### RECORDED DATA
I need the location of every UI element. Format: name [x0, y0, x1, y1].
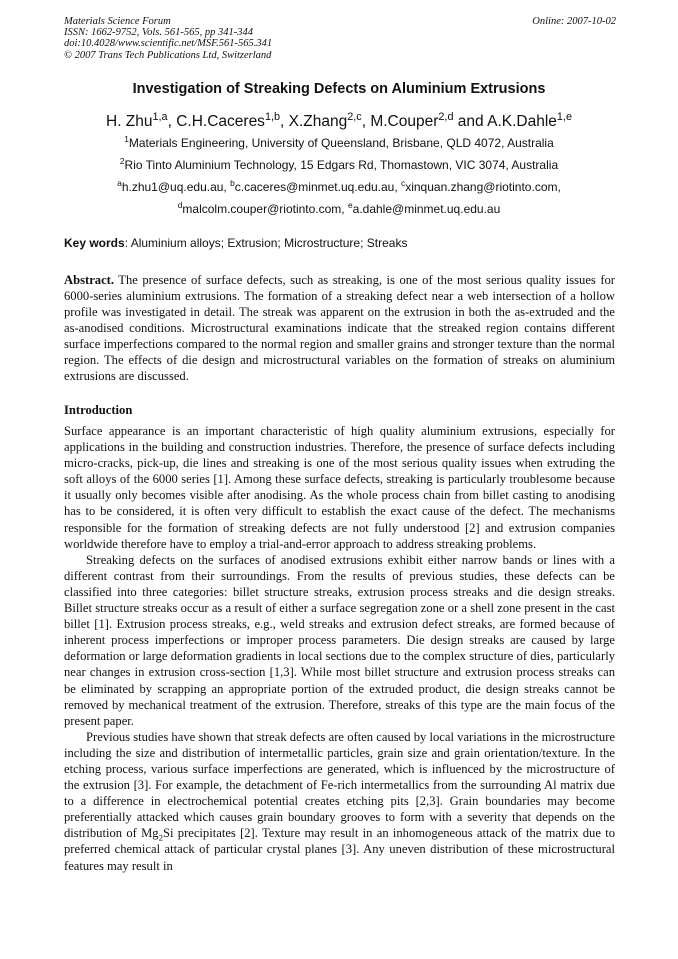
author: C.H.Caceres$^{1,b}$,: [176, 110, 289, 130]
online-date: Online: 2007-10-02: [532, 16, 616, 27]
abstract: Abstract. The presence of surface defects, such as streaking, is one of the most serious quality issues for 6000-series aluminium extrusions. The formation of a streaking defect near a web intersection of a hollow profile was investigated in detail. The streak was apparent on the extrusion in both the as-extruded and the as-anodised conditions. Microstructural examinations indicate that the streaked region contains different surface imperfections compared to the normal region and smaller grains and stronger texture than the normal region. The effects of die design and microstructural variables on the formation of streaks on aluminium extrusions are discussed.: [64, 273, 615, 383]
copyright-line: © 2007 Trans Tech Publications Ltd, Switzerland: [64, 49, 272, 61]
email-line-2: $^d$malcolm.couper@riotinto.com, $^e$a.dahle@minmet.uq.edu.au: [177, 200, 501, 216]
affiliation-2: $^2$Rio Tinto Aluminium Technology, 15 Edgars Rd, Thomastown, VIC 3074, Australia: [119, 156, 559, 172]
keywords: Key words: Aluminium alloys; Extrusion; Microstructure; Streaks: [64, 236, 408, 250]
email-line-1: $^a$h.zhu1@uq.edu.au, $^b$c.caceres@minmet.uq.edu.au, $^c$xinquan.zhang@riotinto.com,: [117, 178, 561, 194]
doi-line: doi:10.4028/www.scientific.net/MSF.561-565.341: [64, 38, 273, 50]
paragraph: Surface appearance is an important characteristic of high quality aluminium extrusions, especially for applications in the building and construction industries. Therefore, the presence of surface defects including micro-cracks, pick-up, die lines and streaking is one of the most serious quality issues when extruding the soft alloys of the 6000 series [1]. Among these surface defects, streaking is particularly troublesome because it usually only becomes visible after anodising. As the whole process chain from billet casting to anodising has to be considered, it is often very difficult to establish the exact cause of the defect. The mechanisms responsible for the formation of streaking defects are not fully understood [2] and extrusion companies worldwide therefore have to employ a trial-and-error approach to address streaking problems.: [64, 424, 615, 551]
issn-line: ISSN: 1662-9752, Vols. 561-565, pp 341-344: [64, 27, 253, 39]
paragraph: Previous studies have shown that streak defects are often caused by local variations in the microstructure including the size and distribution of intermetallic particles, grain size and grain orientation/texture. In the etching process, various surface imperfections are generated, which is influenced by the microstructure of the extrusion [3]. For example, the detachment of Fe-rich intermetallics from the surrounding Al matrix due to a difference in electrochemical potential creates etching pits [2,3]. Grain boundaries may become preferentially attacked which causes grain boundary grooves to form with a severity that depends on the distribution of $Mg_2Si$ precipitates [2]. Texture may result in an inhomogeneous attack of the matrix due to preferred chemical attack of particular crystal planes [3]. Any uneven distribution of these microstructural features may result in: [64, 729, 615, 873]
author: H. Zhu$^{1,a}$,: [106, 110, 177, 130]
journal-name: Materials Science Forum: [64, 16, 171, 27]
introduction-body: [64, 423, 615, 874]
affiliation-1: $^1$Materials Engineering, University of Queensland, Brisbane, QLD 4072, Australia: [124, 134, 554, 150]
author-list: [64, 110, 614, 131]
paragraph: Streaking defects on the surfaces of anodised extrusions exhibit either narrow bands or lines with a different contrast from their surroundings. From the results of previous studies, these defects can be classified into three categories: billet structure streaks, extrusion process streaks and die design streaks. Billet structure streaks occur as a result of either a surface segregation zone or a shell zone present in the cast billet [1]. Extrusion process streaks, e.g., weld streaks and extrusion defect streaks, are formed because of inherent process imperfections or improper process parameters. Die design streaks are caused by large deformation or large deformation gradients in local sections due to the complex structure of dies, particularly near changes in extrusion cross-section [1,3]. While most billet structure and extrusion process streaks can be eliminated by scrapping an appropriate portion of the extruded product, die design streaks cannot be removed by mechanical treatment of the extrusion. Therefore, streaks of this type are the main focus of the present paper.: [64, 552, 615, 728]
author: X.Zhang$^{2,c}$,: [288, 110, 371, 130]
section-heading: Introduction: [64, 403, 133, 417]
author: A.K.Dahle$^{1,e}$: [487, 110, 572, 130]
journal-header: [64, 16, 616, 61]
author: M.Couper$^{2,d}$ and: [370, 110, 488, 130]
paper-title: Investigation of Streaking Defects on Aluminium Extrusions: [132, 81, 546, 97]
######
Reproduce each of the lines above word for word, leaving out the picture.

I need the location of every UI element. Format: name [x0, y0, x1, y1].
author: C.H.Caceres$^{1,b}$,: [176, 110, 289, 130]
online-date: Online: 2007-10-02: [532, 16, 616, 27]
abstract: Abstract. The presence of surface defects, such as streaking, is one of the most serious quality issues for 6000-series aluminium extrusions. The formation of a streaking defect near a web intersection of a hollow profile was investigated in detail. The streak was apparent on the extrusion in both the as-extruded and the as-anodised conditions. Microstructural examinations indicate that the streaked region contains different surface imperfections compared to the normal region and smaller grains and stronger texture than the normal region. The effects of die design and microstructural variables on the formation of streaks on aluminium extrusions are discussed.: [64, 273, 615, 383]
copyright-line: © 2007 Trans Tech Publications Ltd, Switzerland: [64, 49, 272, 61]
email-line-2: $^d$malcolm.couper@riotinto.com, $^e$a.dahle@minmet.uq.edu.au: [177, 200, 501, 216]
affiliation-2: $^2$Rio Tinto Aluminium Technology, 15 Edgars Rd, Thomastown, VIC 3074, Australia: [119, 156, 559, 172]
keywords: Key words: Aluminium alloys; Extrusion; Microstructure; Streaks: [64, 236, 408, 250]
email-line-1: $^a$h.zhu1@uq.edu.au, $^b$c.caceres@minmet.uq.edu.au, $^c$xinquan.zhang@riotinto.com,: [117, 178, 561, 194]
doi-line: doi:10.4028/www.scientific.net/MSF.561-565.341: [64, 38, 273, 50]
paragraph: Surface appearance is an important characteristic of high quality aluminium extrusions, especially for applications in the building and construction industries. Therefore, the presence of surface defects including micro-cracks, pick-up, die lines and streaking is one of the most serious quality issues when extruding the soft alloys of the 6000 series [1]. Among these surface defects, streaking is particularly troublesome because it usually only becomes visible after anodising. As the whole process chain from billet casting to anodising has to be considered, it is often very difficult to establish the exact cause of the defect. The mechanisms responsible for the formation of streaking defects are not fully understood [2] and extrusion companies worldwide therefore have to employ a trial-and-error approach to address streaking problems.: [64, 424, 615, 551]
issn-line: ISSN: 1662-9752, Vols. 561-565, pp 341-344: [64, 27, 253, 39]
paragraph: Previous studies have shown that streak defects are often caused by local variations in the microstructure including the size and distribution of intermetallic particles, grain size and grain orientation/texture. In the etching process, various surface imperfections are generated, which is influenced by the microstructure of the extrusion [3]. For example, the detachment of Fe-rich intermetallics from the surrounding Al matrix due to a difference in electrochemical potential creates etching pits [2,3]. Grain boundaries may become preferentially attacked which causes grain boundary grooves to form with a severity that depends on the distribution of $Mg_2Si$ precipitates [2]. Texture may result in an inhomogeneous attack of the matrix due to preferred chemical attack of particular crystal planes [3]. Any uneven distribution of these microstructural features may result in: [64, 729, 615, 873]
author: H. Zhu$^{1,a}$,: [106, 110, 177, 130]
journal-name: Materials Science Forum: [64, 16, 171, 27]
introduction-body: [64, 423, 615, 874]
affiliation-1: $^1$Materials Engineering, University of Queensland, Brisbane, QLD 4072, Australia: [124, 134, 554, 150]
author-list: [64, 110, 614, 131]
paragraph: Streaking defects on the surfaces of anodised extrusions exhibit either narrow bands or lines with a different contrast from their surroundings. From the results of previous studies, these defects can be classified into three categories: billet structure streaks, extrusion process streaks and die design streaks. Billet structure streaks occur as a result of either a surface segregation zone or a shell zone present in the cast billet [1]. Extrusion process streaks, e.g., weld streaks and extrusion defect streaks, are formed because of inherent process imperfections or improper process parameters. Die design streaks are caused by large deformation or large deformation gradients in local sections due to the complex structure of dies, particularly near changes in extrusion cross-section [1,3]. While most billet structure and extrusion process streaks can be eliminated by scrapping an appropriate portion of the extruded product, die design streaks cannot be removed by mechanical treatment of the extrusion. Therefore, streaks of this type are the main focus of the present paper.: [64, 552, 615, 728]
author: X.Zhang$^{2,c}$,: [288, 110, 371, 130]
section-heading: Introduction: [64, 403, 133, 417]
author: A.K.Dahle$^{1,e}$: [487, 110, 572, 130]
journal-header: [64, 16, 616, 61]
author: M.Couper$^{2,d}$ and: [370, 110, 488, 130]
paper-title: Investigation of Streaking Defects on Aluminium Extrusions: [132, 81, 546, 97]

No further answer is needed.